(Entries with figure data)
--------------------

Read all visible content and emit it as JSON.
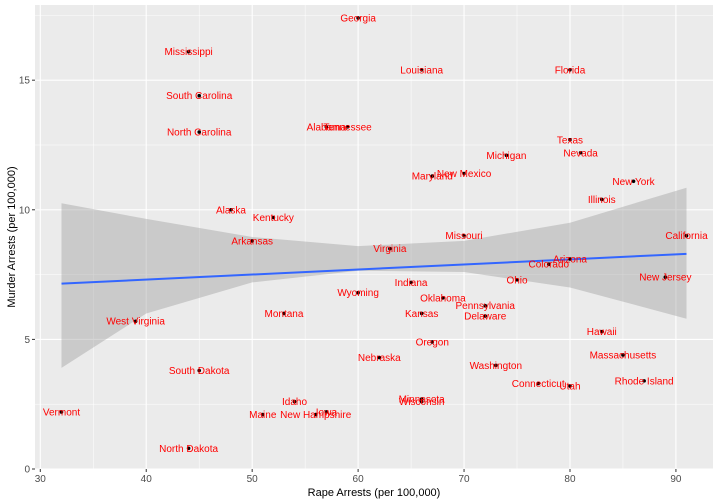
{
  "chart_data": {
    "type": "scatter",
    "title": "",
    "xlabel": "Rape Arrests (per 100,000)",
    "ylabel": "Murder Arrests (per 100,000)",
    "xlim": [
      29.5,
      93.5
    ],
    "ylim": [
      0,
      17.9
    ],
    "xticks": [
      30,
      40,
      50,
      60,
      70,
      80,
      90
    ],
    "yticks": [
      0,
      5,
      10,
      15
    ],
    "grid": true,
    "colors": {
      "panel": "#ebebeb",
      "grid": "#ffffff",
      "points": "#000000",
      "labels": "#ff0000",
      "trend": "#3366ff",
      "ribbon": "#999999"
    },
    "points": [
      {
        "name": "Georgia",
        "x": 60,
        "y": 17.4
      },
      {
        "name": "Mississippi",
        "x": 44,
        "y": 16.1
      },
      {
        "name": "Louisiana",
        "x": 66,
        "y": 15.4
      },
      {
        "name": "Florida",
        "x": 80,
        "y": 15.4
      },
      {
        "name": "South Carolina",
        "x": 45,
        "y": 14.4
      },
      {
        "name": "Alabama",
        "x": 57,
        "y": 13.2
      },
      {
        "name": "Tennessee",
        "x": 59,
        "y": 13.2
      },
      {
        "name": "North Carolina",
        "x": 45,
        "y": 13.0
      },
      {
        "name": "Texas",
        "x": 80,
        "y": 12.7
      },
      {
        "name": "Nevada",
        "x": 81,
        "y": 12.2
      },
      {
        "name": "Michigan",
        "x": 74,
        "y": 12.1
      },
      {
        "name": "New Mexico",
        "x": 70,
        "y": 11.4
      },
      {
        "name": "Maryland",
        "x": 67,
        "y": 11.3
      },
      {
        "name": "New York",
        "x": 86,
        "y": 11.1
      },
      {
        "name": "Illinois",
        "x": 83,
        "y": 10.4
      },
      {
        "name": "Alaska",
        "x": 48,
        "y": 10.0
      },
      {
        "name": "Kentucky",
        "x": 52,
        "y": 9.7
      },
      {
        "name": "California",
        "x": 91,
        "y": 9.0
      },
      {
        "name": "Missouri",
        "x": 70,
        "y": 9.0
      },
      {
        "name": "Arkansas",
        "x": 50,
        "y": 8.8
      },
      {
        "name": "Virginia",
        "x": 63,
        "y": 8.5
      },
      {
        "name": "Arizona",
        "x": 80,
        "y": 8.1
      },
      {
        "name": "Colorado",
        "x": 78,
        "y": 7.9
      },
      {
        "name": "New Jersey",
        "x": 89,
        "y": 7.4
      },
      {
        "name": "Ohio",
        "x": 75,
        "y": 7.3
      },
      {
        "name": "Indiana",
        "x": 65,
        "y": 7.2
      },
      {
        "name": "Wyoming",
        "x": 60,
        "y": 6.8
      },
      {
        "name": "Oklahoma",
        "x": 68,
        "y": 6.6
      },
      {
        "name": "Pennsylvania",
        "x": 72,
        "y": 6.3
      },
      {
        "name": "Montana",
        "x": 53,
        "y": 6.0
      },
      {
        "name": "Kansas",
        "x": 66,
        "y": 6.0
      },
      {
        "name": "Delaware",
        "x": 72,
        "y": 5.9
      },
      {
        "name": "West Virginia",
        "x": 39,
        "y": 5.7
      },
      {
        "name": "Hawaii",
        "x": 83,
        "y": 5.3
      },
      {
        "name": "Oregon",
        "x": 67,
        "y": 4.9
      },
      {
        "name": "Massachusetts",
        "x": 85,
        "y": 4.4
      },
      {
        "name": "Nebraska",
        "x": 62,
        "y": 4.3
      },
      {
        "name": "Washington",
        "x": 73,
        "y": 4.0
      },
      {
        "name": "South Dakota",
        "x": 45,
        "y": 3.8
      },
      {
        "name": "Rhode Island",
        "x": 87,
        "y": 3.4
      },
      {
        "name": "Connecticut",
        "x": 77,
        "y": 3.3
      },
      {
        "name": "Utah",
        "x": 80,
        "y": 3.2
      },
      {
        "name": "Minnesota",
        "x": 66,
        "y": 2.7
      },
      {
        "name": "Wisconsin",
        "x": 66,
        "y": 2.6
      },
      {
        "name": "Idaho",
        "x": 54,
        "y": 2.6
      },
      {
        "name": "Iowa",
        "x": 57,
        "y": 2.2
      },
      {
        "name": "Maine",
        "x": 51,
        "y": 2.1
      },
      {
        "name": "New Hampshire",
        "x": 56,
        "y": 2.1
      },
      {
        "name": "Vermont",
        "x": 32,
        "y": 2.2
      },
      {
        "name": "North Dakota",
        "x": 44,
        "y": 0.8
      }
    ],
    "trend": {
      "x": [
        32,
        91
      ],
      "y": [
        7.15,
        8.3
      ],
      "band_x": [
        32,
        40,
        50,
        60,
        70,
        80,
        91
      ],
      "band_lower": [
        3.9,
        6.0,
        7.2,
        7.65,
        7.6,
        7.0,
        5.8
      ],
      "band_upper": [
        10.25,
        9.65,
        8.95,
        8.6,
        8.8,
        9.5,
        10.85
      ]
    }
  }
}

--------------------

### DIRECTIONS FOR THIS TASK
From the listing above, copy all lines holding the word "South".

### SOLUTION TO THIS EXERCISE
        "name": "South Carolina",
        "name": "South Dakota",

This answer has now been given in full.